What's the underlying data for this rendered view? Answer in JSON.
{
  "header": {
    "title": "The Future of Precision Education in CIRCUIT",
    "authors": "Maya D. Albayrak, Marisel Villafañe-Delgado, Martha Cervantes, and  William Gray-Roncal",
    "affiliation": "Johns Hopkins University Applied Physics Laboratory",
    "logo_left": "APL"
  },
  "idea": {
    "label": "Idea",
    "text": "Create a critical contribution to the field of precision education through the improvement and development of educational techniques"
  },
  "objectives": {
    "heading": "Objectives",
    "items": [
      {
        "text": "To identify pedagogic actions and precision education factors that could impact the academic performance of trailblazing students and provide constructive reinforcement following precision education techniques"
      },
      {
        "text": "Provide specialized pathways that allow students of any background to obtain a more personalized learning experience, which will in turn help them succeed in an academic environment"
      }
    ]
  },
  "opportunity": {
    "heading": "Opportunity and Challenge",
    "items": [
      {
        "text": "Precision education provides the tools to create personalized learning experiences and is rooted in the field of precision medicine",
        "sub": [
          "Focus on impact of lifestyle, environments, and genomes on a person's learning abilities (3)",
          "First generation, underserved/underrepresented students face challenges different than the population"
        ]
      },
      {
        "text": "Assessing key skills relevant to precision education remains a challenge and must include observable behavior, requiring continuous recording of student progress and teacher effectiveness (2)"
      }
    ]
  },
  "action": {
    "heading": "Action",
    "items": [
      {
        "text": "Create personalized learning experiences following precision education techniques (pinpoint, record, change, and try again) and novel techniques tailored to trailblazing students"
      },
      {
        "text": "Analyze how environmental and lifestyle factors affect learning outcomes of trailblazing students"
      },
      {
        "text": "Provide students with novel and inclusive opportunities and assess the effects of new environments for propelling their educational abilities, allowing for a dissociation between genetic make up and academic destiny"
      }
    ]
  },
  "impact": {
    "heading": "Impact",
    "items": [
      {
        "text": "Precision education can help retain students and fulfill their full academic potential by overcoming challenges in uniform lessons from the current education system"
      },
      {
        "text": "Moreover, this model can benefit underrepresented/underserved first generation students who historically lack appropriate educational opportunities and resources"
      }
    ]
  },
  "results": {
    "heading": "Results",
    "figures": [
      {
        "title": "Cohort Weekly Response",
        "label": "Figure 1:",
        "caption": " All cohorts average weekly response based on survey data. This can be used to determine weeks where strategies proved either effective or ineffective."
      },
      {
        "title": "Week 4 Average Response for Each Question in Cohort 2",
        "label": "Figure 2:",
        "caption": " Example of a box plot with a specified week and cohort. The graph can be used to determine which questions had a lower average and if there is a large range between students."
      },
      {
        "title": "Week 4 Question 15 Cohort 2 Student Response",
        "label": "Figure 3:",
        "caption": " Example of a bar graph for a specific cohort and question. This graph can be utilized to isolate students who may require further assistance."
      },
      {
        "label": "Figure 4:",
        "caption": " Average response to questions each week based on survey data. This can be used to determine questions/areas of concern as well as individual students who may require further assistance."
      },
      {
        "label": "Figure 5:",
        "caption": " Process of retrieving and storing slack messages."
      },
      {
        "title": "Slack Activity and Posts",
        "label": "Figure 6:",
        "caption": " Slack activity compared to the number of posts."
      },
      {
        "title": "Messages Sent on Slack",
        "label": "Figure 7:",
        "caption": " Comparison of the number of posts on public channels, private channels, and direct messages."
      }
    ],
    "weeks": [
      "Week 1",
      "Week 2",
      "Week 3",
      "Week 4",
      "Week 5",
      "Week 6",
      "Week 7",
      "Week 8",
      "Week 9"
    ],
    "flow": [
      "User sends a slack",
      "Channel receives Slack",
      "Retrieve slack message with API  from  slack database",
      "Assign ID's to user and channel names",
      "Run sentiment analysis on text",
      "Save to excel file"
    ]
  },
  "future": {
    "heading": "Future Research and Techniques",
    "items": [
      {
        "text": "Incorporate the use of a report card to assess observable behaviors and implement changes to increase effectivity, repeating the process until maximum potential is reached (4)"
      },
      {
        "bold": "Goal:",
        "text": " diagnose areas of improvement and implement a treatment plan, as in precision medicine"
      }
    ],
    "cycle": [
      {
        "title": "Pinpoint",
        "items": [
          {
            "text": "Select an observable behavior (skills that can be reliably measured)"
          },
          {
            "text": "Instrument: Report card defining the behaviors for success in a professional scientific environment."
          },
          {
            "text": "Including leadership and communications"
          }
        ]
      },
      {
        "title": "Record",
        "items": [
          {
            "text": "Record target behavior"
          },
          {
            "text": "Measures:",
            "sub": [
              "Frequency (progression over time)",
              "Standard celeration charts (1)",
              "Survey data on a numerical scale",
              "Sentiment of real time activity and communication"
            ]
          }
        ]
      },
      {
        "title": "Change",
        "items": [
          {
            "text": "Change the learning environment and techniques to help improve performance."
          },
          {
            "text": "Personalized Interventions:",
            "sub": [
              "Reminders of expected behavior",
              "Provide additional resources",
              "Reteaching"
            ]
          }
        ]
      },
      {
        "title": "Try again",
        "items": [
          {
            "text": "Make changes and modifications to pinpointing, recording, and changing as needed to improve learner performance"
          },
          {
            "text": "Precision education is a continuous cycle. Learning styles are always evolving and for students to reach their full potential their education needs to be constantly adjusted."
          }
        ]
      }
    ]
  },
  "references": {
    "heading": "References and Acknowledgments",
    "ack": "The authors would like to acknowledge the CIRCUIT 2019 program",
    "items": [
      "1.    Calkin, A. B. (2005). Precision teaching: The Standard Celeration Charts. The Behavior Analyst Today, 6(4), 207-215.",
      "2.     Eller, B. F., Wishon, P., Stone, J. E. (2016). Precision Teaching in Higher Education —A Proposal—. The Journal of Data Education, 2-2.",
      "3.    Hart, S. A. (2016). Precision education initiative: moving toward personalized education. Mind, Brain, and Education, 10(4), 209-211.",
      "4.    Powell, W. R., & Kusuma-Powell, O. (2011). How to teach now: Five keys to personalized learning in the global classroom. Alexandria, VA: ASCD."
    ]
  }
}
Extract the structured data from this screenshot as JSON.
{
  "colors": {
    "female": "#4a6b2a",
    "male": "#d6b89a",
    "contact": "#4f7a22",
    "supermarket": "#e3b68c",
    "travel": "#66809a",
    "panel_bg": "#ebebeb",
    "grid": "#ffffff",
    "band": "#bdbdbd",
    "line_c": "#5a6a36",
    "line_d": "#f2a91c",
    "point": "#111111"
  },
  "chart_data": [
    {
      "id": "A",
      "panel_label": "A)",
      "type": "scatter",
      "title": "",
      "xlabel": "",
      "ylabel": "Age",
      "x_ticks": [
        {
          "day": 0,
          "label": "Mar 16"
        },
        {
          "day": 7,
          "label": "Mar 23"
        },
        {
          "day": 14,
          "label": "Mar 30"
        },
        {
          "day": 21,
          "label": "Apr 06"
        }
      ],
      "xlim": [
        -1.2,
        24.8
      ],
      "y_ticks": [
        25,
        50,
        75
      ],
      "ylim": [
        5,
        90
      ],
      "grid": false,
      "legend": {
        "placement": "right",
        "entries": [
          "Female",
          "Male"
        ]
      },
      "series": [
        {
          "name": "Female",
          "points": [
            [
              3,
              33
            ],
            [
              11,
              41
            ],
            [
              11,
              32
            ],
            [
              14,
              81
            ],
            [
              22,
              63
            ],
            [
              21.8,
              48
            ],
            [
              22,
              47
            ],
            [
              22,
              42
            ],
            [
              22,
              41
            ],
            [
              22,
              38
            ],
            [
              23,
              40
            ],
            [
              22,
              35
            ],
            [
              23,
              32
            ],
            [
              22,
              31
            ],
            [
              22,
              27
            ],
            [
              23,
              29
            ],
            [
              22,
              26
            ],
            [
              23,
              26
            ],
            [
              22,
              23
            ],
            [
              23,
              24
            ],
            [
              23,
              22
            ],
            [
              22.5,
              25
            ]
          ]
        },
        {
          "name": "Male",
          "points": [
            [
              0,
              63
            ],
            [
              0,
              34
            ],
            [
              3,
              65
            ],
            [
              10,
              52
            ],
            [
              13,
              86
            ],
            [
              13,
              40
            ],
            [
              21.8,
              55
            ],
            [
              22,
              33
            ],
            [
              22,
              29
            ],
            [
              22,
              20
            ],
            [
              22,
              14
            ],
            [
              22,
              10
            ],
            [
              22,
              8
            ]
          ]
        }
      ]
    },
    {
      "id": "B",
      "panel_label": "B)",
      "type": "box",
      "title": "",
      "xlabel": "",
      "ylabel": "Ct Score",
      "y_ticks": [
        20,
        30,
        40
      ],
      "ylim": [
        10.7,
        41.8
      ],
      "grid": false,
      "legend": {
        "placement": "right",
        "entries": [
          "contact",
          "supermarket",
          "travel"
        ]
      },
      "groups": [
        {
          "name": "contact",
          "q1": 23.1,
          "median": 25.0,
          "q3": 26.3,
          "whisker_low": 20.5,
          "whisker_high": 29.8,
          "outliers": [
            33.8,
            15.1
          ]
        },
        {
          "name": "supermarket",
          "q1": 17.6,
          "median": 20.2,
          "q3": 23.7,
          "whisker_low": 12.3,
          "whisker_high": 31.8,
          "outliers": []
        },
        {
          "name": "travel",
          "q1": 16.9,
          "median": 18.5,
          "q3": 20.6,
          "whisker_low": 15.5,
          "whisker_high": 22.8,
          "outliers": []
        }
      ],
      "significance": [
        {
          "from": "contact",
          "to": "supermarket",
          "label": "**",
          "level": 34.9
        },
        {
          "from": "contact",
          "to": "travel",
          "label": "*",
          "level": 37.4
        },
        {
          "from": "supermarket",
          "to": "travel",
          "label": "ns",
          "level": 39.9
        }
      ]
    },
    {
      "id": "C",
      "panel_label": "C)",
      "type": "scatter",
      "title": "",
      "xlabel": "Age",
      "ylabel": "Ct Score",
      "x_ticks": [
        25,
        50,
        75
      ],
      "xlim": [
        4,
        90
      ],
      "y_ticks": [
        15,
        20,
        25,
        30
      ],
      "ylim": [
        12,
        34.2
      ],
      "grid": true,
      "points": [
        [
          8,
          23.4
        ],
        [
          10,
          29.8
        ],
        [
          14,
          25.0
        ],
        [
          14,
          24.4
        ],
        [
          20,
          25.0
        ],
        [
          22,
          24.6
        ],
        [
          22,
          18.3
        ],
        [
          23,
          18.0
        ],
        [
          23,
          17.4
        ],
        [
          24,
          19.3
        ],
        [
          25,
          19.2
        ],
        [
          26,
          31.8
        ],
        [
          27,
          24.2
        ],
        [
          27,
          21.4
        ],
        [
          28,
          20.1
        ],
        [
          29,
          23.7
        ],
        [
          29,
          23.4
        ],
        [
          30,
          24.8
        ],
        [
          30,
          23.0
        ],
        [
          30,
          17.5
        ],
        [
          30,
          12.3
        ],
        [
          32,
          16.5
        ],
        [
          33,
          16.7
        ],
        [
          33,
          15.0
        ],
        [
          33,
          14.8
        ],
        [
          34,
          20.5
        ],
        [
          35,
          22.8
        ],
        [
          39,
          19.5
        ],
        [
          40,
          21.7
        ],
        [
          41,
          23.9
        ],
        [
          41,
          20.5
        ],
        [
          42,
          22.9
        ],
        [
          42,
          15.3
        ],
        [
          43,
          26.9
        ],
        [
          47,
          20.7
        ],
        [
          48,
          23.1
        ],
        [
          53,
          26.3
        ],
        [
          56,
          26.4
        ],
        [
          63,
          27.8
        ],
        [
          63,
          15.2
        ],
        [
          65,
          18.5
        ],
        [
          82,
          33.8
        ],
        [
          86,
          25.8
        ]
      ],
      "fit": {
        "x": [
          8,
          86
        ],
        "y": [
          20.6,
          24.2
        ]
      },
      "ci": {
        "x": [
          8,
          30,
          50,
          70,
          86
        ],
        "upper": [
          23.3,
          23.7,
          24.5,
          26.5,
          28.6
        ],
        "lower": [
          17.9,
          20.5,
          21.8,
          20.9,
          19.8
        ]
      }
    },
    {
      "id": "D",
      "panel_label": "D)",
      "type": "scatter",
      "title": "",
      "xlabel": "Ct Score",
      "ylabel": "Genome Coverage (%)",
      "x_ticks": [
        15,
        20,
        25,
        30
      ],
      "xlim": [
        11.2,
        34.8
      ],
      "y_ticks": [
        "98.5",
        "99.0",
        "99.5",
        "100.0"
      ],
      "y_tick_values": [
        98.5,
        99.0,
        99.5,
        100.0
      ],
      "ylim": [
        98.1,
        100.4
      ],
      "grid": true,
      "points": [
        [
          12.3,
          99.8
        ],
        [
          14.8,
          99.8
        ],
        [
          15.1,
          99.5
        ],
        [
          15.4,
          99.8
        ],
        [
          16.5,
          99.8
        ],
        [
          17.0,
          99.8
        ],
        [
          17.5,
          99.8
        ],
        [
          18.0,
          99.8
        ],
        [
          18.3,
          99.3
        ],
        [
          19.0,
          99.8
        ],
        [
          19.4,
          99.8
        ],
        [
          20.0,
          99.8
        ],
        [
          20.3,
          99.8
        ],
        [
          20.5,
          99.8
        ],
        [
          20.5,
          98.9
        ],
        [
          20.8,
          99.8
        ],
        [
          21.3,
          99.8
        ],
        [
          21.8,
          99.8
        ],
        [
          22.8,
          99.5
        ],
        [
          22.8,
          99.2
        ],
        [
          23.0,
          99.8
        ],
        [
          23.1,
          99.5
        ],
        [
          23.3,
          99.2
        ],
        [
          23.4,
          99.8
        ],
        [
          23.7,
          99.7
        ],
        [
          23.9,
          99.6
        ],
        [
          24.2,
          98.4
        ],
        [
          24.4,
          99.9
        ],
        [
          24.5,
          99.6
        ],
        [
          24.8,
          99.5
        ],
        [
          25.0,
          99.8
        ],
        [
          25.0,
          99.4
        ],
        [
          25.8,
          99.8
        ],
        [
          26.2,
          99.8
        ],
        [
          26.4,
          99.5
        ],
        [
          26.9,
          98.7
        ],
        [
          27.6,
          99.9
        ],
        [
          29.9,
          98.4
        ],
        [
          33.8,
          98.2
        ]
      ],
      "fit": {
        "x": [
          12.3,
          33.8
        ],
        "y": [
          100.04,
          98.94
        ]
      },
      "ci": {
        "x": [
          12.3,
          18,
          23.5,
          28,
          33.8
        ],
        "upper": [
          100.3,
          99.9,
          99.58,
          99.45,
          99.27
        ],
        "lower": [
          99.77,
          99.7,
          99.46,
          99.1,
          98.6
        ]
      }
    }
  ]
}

=-=-=-=-=

**DIRECTIONS:**
Look through the entries above and list every line containing "educational".

**REPLY:**
    "text": "Create a critical contribution to the field of precision education through the improvement and development of educational techniques"
        "text": "Provide students with novel and inclusive opportunities and assess the effects of new environments for propelling their educational abilities, allowing for a dissociation between genetic make up and academic destiny"
        "text": "Moreover, this model can benefit underrepresented/underserved first generation students who historically lack appropriate educational opportunities and resources"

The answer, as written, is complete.